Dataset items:

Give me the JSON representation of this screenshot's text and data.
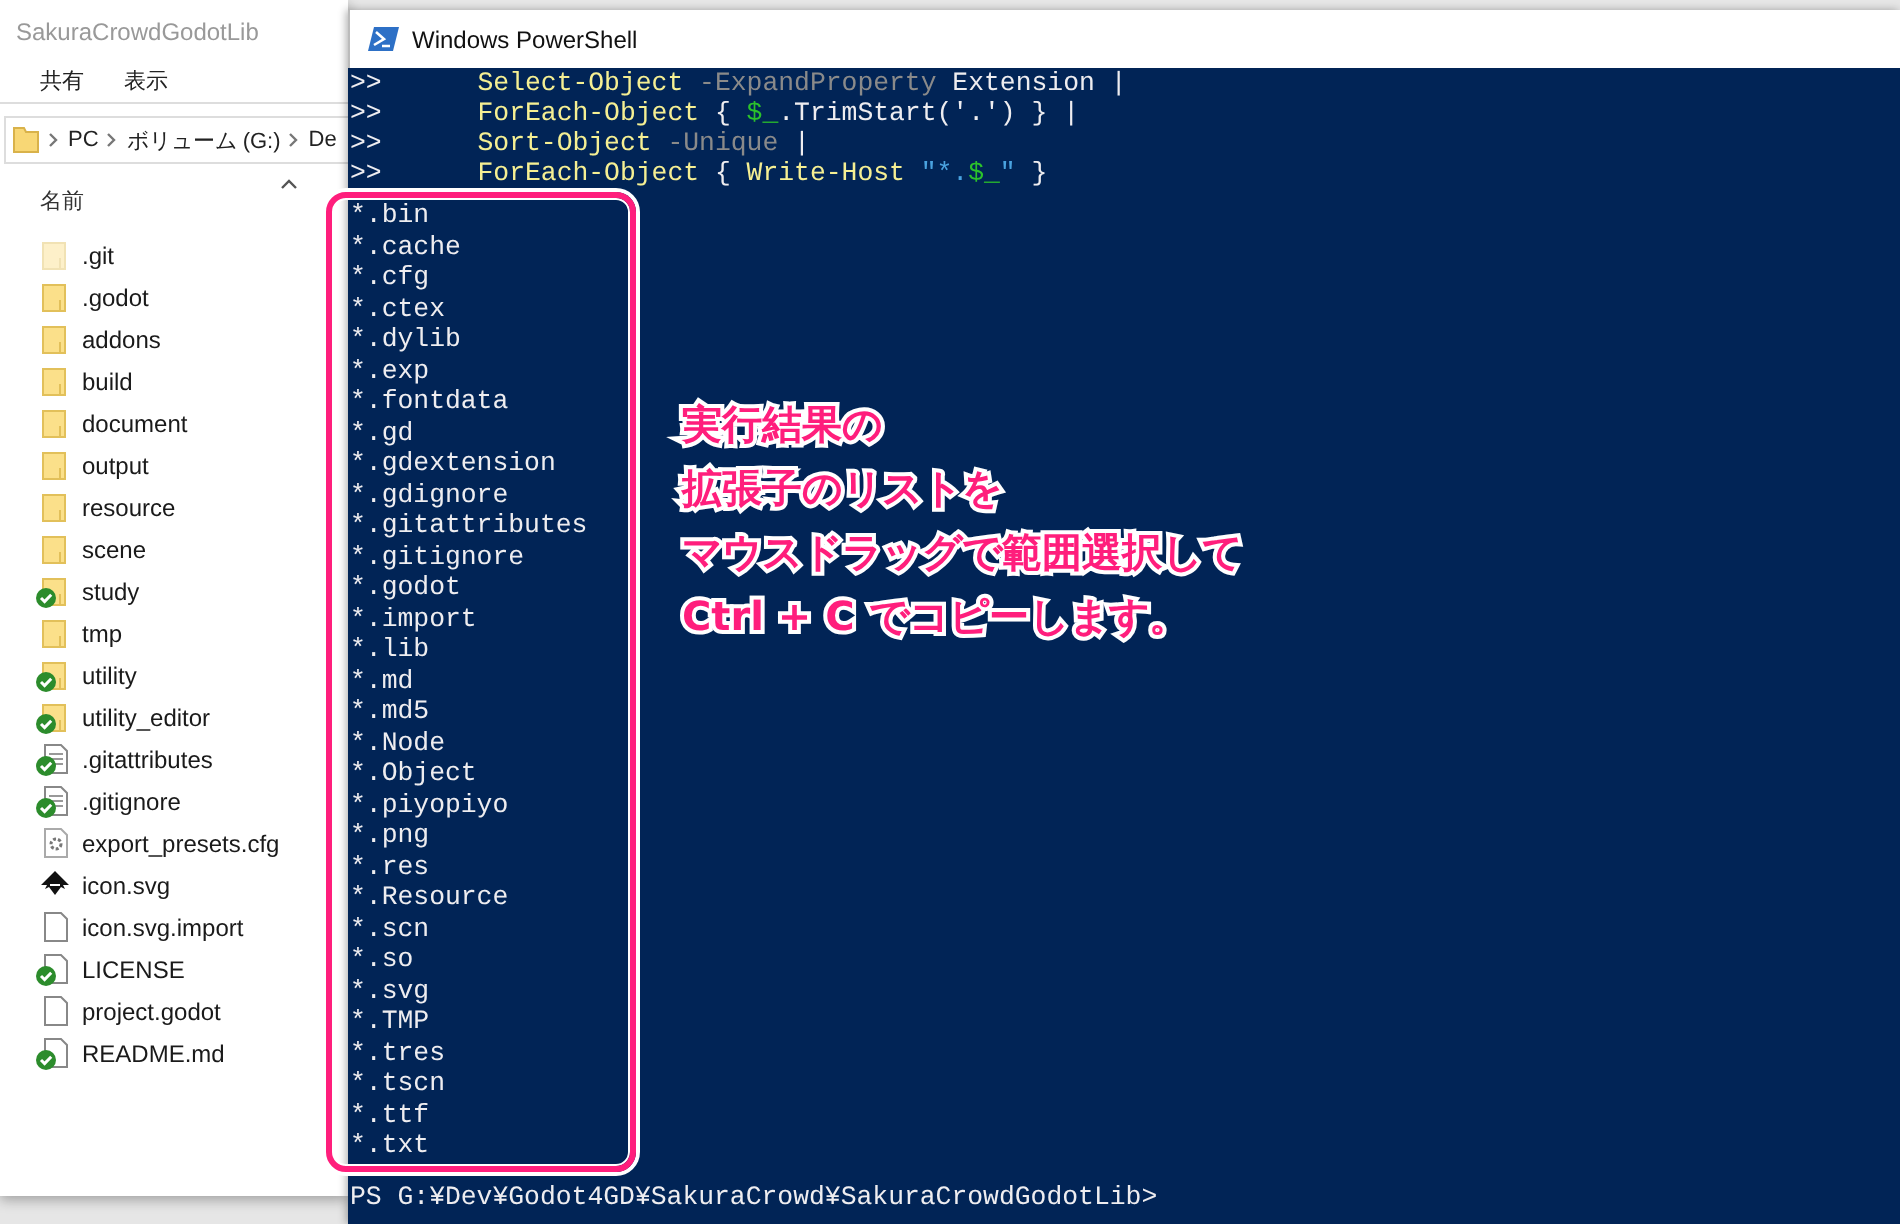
{
  "explorer": {
    "title": "SakuraCrowdGodotLib",
    "ribbon_tabs": [
      "共有",
      "表示"
    ],
    "breadcrumb": [
      "PC",
      "ボリューム (G:)",
      "De"
    ],
    "column_header": "名前",
    "files": [
      {
        "name": ".git",
        "kind": "hidden_folder",
        "synced": false
      },
      {
        "name": ".godot",
        "kind": "folder",
        "synced": false
      },
      {
        "name": "addons",
        "kind": "folder",
        "synced": false
      },
      {
        "name": "build",
        "kind": "folder",
        "synced": false
      },
      {
        "name": "document",
        "kind": "folder",
        "synced": false
      },
      {
        "name": "output",
        "kind": "folder",
        "synced": false
      },
      {
        "name": "resource",
        "kind": "folder",
        "synced": false
      },
      {
        "name": "scene",
        "kind": "folder",
        "synced": false
      },
      {
        "name": "study",
        "kind": "folder",
        "synced": true
      },
      {
        "name": "tmp",
        "kind": "folder",
        "synced": false
      },
      {
        "name": "utility",
        "kind": "folder",
        "synced": true
      },
      {
        "name": "utility_editor",
        "kind": "folder",
        "synced": true
      },
      {
        "name": ".gitattributes",
        "kind": "text",
        "synced": true
      },
      {
        "name": ".gitignore",
        "kind": "text",
        "synced": true
      },
      {
        "name": "export_presets.cfg",
        "kind": "config",
        "synced": false
      },
      {
        "name": "icon.svg",
        "kind": "vector",
        "synced": false
      },
      {
        "name": "icon.svg.import",
        "kind": "file",
        "synced": false
      },
      {
        "name": "LICENSE",
        "kind": "file",
        "synced": true
      },
      {
        "name": "project.godot",
        "kind": "file",
        "synced": false
      },
      {
        "name": "README.md",
        "kind": "file",
        "synced": true
      }
    ]
  },
  "powershell": {
    "title": "Windows PowerShell",
    "commands": [
      {
        "prompt": ">>",
        "segments": [
          {
            "kind": "cmd",
            "text": "Select-Object"
          },
          {
            "kind": "param",
            "text": " -ExpandProperty"
          },
          {
            "kind": "plain",
            "text": " Extension |"
          }
        ]
      },
      {
        "prompt": ">>",
        "segments": [
          {
            "kind": "cmd",
            "text": "ForEach-Object"
          },
          {
            "kind": "plain",
            "text": " { "
          },
          {
            "kind": "var",
            "text": "$_"
          },
          {
            "kind": "plain",
            "text": ".TrimStart('.') } |"
          }
        ]
      },
      {
        "prompt": ">>",
        "segments": [
          {
            "kind": "cmd",
            "text": "Sort-Object"
          },
          {
            "kind": "param",
            "text": " -Unique"
          },
          {
            "kind": "plain",
            "text": " |"
          }
        ]
      },
      {
        "prompt": ">>",
        "segments": [
          {
            "kind": "cmd",
            "text": "ForEach-Object"
          },
          {
            "kind": "plain",
            "text": " { "
          },
          {
            "kind": "cmd",
            "text": "Write-Host"
          },
          {
            "kind": "string",
            "text": " \"*."
          },
          {
            "kind": "var",
            "text": "$_"
          },
          {
            "kind": "string",
            "text": "\""
          },
          {
            "kind": "plain",
            "text": " }"
          }
        ]
      }
    ],
    "output": [
      "*.bin",
      "*.cache",
      "*.cfg",
      "*.ctex",
      "*.dylib",
      "*.exp",
      "*.fontdata",
      "*.gd",
      "*.gdextension",
      "*.gdignore",
      "*.gitattributes",
      "*.gitignore",
      "*.godot",
      "*.import",
      "*.lib",
      "*.md",
      "*.md5",
      "*.Node",
      "*.Object",
      "*.piyopiyo",
      "*.png",
      "*.res",
      "*.Resource",
      "*.scn",
      "*.so",
      "*.svg",
      "*.TMP",
      "*.tres",
      "*.tscn",
      "*.ttf",
      "*.txt"
    ],
    "final_prompt": "PS G:¥Dev¥Godot4GD¥SakuraCrowd¥SakuraCrowdGodotLib>"
  },
  "annotation": [
    "実行結果の",
    "拡張子のリストを",
    "マウスドラッグで範囲選択して",
    "Ctrl + C でコピーします。"
  ]
}
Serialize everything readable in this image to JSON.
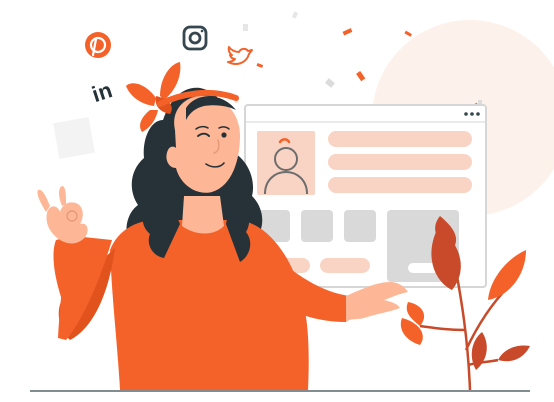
{
  "illustration": {
    "social_icons": [
      "pinterest-icon",
      "instagram-icon",
      "twitter-icon",
      "linkedin-icon"
    ],
    "linkedin_text": "in"
  },
  "colors": {
    "accent": "#f4622a",
    "accent_dark": "#e2521d",
    "peach": "#f9d4c4",
    "peach_light": "#fdf1eb",
    "skin": "#fdb796",
    "hair": "#263238",
    "grey_block": "#d9d9d9",
    "window_border": "#d6d6d6",
    "leaf_red": "#c84a2a"
  }
}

Task to carry out: Repeat nothing but the lines from the one containing "Serialize everything readable" through the end of the entries, exactly, and skip the pictures.

Full response:
Serialize everything readable in this image to JSON.
{
  "illustration": {
    "social_icons": [
      "pinterest-icon",
      "instagram-icon",
      "twitter-icon",
      "linkedin-icon"
    ],
    "linkedin_text": "in"
  },
  "colors": {
    "accent": "#f4622a",
    "accent_dark": "#e2521d",
    "peach": "#f9d4c4",
    "peach_light": "#fdf1eb",
    "skin": "#fdb796",
    "hair": "#263238",
    "grey_block": "#d9d9d9",
    "window_border": "#d6d6d6",
    "leaf_red": "#c84a2a"
  }
}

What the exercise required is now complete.